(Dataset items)

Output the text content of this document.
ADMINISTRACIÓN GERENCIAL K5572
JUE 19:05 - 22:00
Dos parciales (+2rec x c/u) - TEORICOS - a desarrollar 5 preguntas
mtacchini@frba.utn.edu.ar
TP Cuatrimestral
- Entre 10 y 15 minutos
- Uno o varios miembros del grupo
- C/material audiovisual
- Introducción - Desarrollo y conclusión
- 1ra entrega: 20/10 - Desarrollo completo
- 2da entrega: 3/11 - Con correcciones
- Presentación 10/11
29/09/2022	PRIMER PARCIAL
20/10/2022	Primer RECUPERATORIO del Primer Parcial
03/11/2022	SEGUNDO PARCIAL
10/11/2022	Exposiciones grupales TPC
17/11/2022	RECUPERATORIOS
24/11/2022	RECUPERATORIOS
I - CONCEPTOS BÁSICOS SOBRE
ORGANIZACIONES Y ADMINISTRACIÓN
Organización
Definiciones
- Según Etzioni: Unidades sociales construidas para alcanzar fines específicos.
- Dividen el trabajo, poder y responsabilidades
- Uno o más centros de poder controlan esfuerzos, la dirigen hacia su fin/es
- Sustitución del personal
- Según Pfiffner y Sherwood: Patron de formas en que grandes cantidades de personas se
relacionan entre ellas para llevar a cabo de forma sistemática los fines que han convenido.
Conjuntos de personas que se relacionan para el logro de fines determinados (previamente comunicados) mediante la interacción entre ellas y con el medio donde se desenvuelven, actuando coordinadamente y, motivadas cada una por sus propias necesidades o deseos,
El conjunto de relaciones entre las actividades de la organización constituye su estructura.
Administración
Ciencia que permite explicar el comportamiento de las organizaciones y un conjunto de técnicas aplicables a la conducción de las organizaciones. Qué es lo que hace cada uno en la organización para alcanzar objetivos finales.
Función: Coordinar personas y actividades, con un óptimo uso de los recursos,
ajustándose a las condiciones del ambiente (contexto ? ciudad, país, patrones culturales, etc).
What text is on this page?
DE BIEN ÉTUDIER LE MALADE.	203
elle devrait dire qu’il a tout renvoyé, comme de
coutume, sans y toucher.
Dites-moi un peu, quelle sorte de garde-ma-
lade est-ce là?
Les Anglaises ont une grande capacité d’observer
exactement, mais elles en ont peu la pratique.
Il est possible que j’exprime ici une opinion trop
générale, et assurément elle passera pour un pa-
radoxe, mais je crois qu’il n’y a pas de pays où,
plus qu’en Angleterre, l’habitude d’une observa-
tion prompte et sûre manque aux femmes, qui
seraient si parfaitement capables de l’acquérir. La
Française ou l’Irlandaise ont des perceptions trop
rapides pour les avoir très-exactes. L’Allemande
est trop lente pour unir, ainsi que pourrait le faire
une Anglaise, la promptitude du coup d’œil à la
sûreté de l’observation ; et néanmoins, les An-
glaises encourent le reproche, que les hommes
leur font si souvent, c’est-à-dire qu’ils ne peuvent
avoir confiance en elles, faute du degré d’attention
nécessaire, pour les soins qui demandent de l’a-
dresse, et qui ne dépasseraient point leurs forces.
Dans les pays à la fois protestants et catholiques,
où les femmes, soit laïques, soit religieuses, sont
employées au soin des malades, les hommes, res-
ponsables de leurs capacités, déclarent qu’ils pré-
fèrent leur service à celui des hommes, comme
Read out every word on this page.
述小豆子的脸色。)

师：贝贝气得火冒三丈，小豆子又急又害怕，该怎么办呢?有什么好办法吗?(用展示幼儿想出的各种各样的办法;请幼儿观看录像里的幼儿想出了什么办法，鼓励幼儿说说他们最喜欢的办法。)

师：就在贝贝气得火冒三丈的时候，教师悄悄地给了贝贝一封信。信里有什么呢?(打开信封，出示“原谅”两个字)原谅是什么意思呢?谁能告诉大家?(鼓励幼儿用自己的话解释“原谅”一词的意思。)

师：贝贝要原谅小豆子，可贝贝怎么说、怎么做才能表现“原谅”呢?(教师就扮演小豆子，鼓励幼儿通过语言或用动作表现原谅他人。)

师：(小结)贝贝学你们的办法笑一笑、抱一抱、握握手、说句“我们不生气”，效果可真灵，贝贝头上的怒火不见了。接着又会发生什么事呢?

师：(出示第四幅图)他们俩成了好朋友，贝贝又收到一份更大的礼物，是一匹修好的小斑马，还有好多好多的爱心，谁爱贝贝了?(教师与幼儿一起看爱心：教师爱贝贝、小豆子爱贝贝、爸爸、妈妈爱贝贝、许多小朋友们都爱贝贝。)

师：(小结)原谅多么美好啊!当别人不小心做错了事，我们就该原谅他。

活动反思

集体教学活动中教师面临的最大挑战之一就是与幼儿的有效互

#### Your objective:
Write an exact transcription of every entry above.

#### Exercise output:
Output the text content of this document.
ADMINISTRACIÓN GERENCIAL K5572
JUE 19:05 - 22:00
Dos parciales (+2rec x c/u) - TEORICOS - a desarrollar 5 preguntas
mtacchini@frba.utn.edu.ar
TP Cuatrimestral
- Entre 10 y 15 minutos
- Uno o varios miembros del grupo
- C/material audiovisual
- Introducción - Desarrollo y conclusión
- 1ra entrega: 20/10 - Desarrollo completo
- 2da entrega: 3/11 - Con correcciones
- Presentación 10/11
29/09/2022	PRIMER PARCIAL
20/10/2022	Primer RECUPERATORIO del Primer Parcial
03/11/2022	SEGUNDO PARCIAL
10/11/2022	Exposiciones grupales TPC
17/11/2022	RECUPERATORIOS
24/11/2022	RECUPERATORIOS
I - CONCEPTOS BÁSICOS SOBRE
ORGANIZACIONES Y ADMINISTRACIÓN
Organización
Definiciones
- Según Etzioni: Unidades sociales construidas para alcanzar fines específicos.
- Dividen el trabajo, poder y responsabilidades
- Uno o más centros de poder controlan esfuerzos, la dirigen hacia su fin/es
- Sustitución del personal
- Según Pfiffner y Sherwood: Patron de formas en que grandes cantidades de personas se
relacionan entre ellas para llevar a cabo de forma sistemática los fines que han convenido.
Conjuntos de personas que se relacionan para el logro de fines determinados (previamente comunicados) mediante la interacción entre ellas y con el medio donde se desenvuelven, actuando coordinadamente y, motivadas cada una por sus propias necesidades o deseos,
El conjunto de relaciones entre las actividades de la organización constituye su estructura.
Administración
Ciencia que permite explicar el comportamiento de las organizaciones y un conjunto de técnicas aplicables a la conducción de las organizaciones. Qué es lo que hace cada uno en la organización para alcanzar objetivos finales.
Función: Coordinar personas y actividades, con un óptimo uso de los recursos,
ajustándose a las condiciones del ambiente (contexto ? ciudad, país, patrones culturales, etc).
What text is on this page?
DE BIEN ÉTUDIER LE MALADE.	203
elle devrait dire qu’il a tout renvoyé, comme de
coutume, sans y toucher.
Dites-moi un peu, quelle sorte de garde-ma-
lade est-ce là?
Les Anglaises ont une grande capacité d’observer
exactement, mais elles en ont peu la pratique.
Il est possible que j’exprime ici une opinion trop
générale, et assurément elle passera pour un pa-
radoxe, mais je crois qu’il n’y a pas de pays où,
plus qu’en Angleterre, l’habitude d’une observa-
tion prompte et sûre manque aux femmes, qui
seraient si parfaitement capables de l’acquérir. La
Française ou l’Irlandaise ont des perceptions trop
rapides pour les avoir très-exactes. L’Allemande
est trop lente pour unir, ainsi que pourrait le faire
une Anglaise, la promptitude du coup d’œil à la
sûreté de l’observation ; et néanmoins, les An-
glaises encourent le reproche, que les hommes
leur font si souvent, c’est-à-dire qu’ils ne peuvent
avoir confiance en elles, faute du degré d’attention
nécessaire, pour les soins qui demandent de l’a-
dresse, et qui ne dépasseraient point leurs forces.
Dans les pays à la fois protestants et catholiques,
où les femmes, soit laïques, soit religieuses, sont
employées au soin des malades, les hommes, res-
ponsables de leurs capacités, déclarent qu’ils pré-
fèrent leur service à celui des hommes, comme
Read out every word on this page.
述小豆子的脸色。)

师：贝贝气得火冒三丈，小豆子又急又害怕，该怎么办呢?有什么好办法吗?(用展示幼儿想出的各种各样的办法;请幼儿观看录像里的幼儿想出了什么办法，鼓励幼儿说说他们最喜欢的办法。)

师：就在贝贝气得火冒三丈的时候，教师悄悄地给了贝贝一封信。信里有什么呢?(打开信封，出示“原谅”两个字)原谅是什么意思呢?谁能告诉大家?(鼓励幼儿用自己的话解释“原谅”一词的意思。)

师：贝贝要原谅小豆子，可贝贝怎么说、怎么做才能表现“原谅”呢?(教师就扮演小豆子，鼓励幼儿通过语言或用动作表现原谅他人。)

师：(小结)贝贝学你们的办法笑一笑、抱一抱、握握手、说句“我们不生气”，效果可真灵，贝贝头上的怒火不见了。接着又会发生什么事呢?

师：(出示第四幅图)他们俩成了好朋友，贝贝又收到一份更大的礼物，是一匹修好的小斑马，还有好多好多的爱心，谁爱贝贝了?(教师与幼儿一起看爱心：教师爱贝贝、小豆子爱贝贝、爸爸、妈妈爱贝贝、许多小朋友们都爱贝贝。)

师：(小结)原谅多么美好啊!当别人不小心做错了事，我们就该原谅他。

活动反思

集体教学活动中教师面临的最大挑战之一就是与幼儿的有效互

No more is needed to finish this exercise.